§ Aim of the exercise: Exactly repeat the material, dropping every picture from the copy.
======== Data listing ========
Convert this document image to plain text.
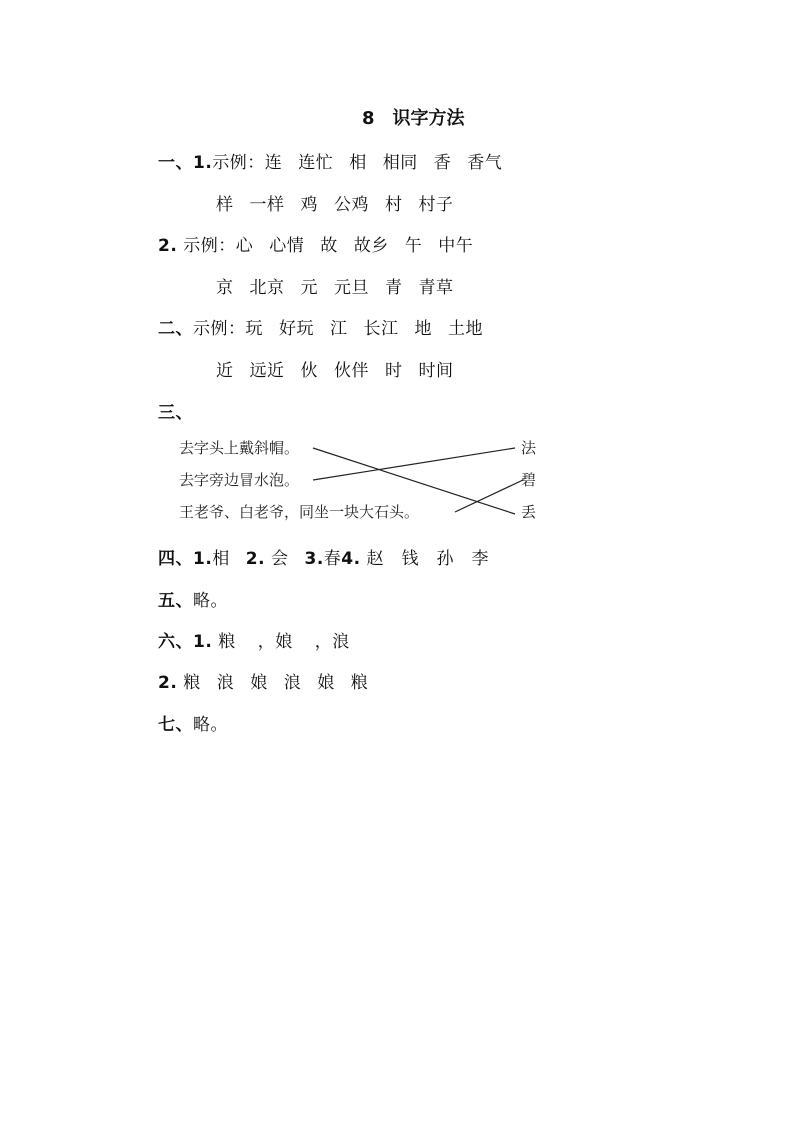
8　识字方法
一、1.示例：连 连忙 相 相同 香 香气
样 一样 鸡 公鸡 村 村子
2. 示例：心 心情 故 故乡 午 中午
京 北京 元 元旦 青 青草
二、示例：玩 好玩 江 长江 地 土地
近 远近 伙 伙伴 时 时间
三、
去字头上戴斜帽。
去字旁边冒水泡。
王老爷、白老爷，同坐一块大石头。
法
碧
丢
四、1.相 2. 会 3.春4. 赵　钱　孙　李
五、略。
六、1. 粮 ，娘 ，浪
2. 粮 浪 娘 浪 娘 粮
七、略。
========
§ The output:
Convert this document image to plain text.
8　识字方法
一、1.示例：连 连忙 相 相同 香 香气
样 一样 鸡 公鸡 村 村子
2. 示例：心 心情 故 故乡 午 中午
京 北京 元 元旦 青 青草
二、示例：玩 好玩 江 长江 地 土地
近 远近 伙 伙伴 时 时间
三、
去字头上戴斜帽。
去字旁边冒水泡。
王老爷、白老爷，同坐一块大石头。
法
碧
丢
四、1.相 2. 会 3.春4. 赵　钱　孙　李
五、略。
六、1. 粮 ，娘 ，浪
2. 粮 浪 娘 浪 娘 粮
七、略。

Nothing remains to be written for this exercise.